**What you are asked to do**
Return the data exactly, with all pictures removed.

[Collected data entries]
[start]

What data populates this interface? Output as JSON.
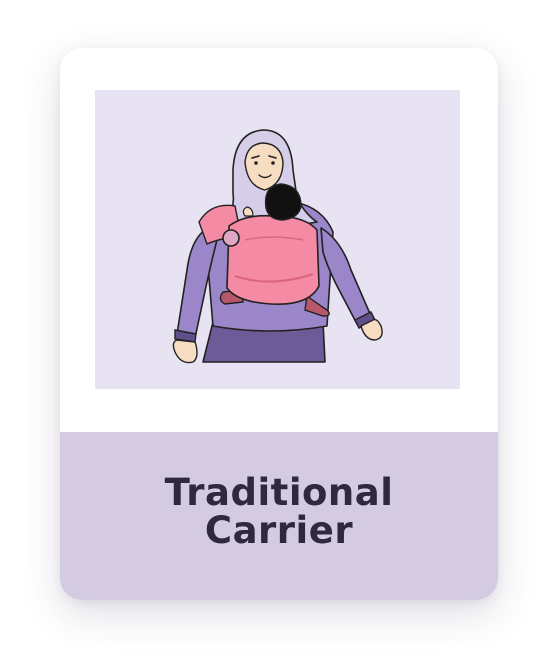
{
  "card": {
    "title": "Traditional\nCarrier",
    "illustration_icon": "mother-with-baby-carrier-illustration"
  },
  "colors": {
    "image_background": "#e7e3f2",
    "label_background": "#d4cbe2",
    "title_text": "#2e2840",
    "carrier_pink": "#f48aa3",
    "garment_purple": "#9a86c8",
    "hijab_lavender": "#d6cde8"
  }
}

[end]

**Written answer**
What data populates this interface? Output as JSON.
{
  "card": {
    "title": "Traditional\nCarrier",
    "illustration_icon": "mother-with-baby-carrier-illustration"
  },
  "colors": {
    "image_background": "#e7e3f2",
    "label_background": "#d4cbe2",
    "title_text": "#2e2840",
    "carrier_pink": "#f48aa3",
    "garment_purple": "#9a86c8",
    "hijab_lavender": "#d6cde8"
  }
}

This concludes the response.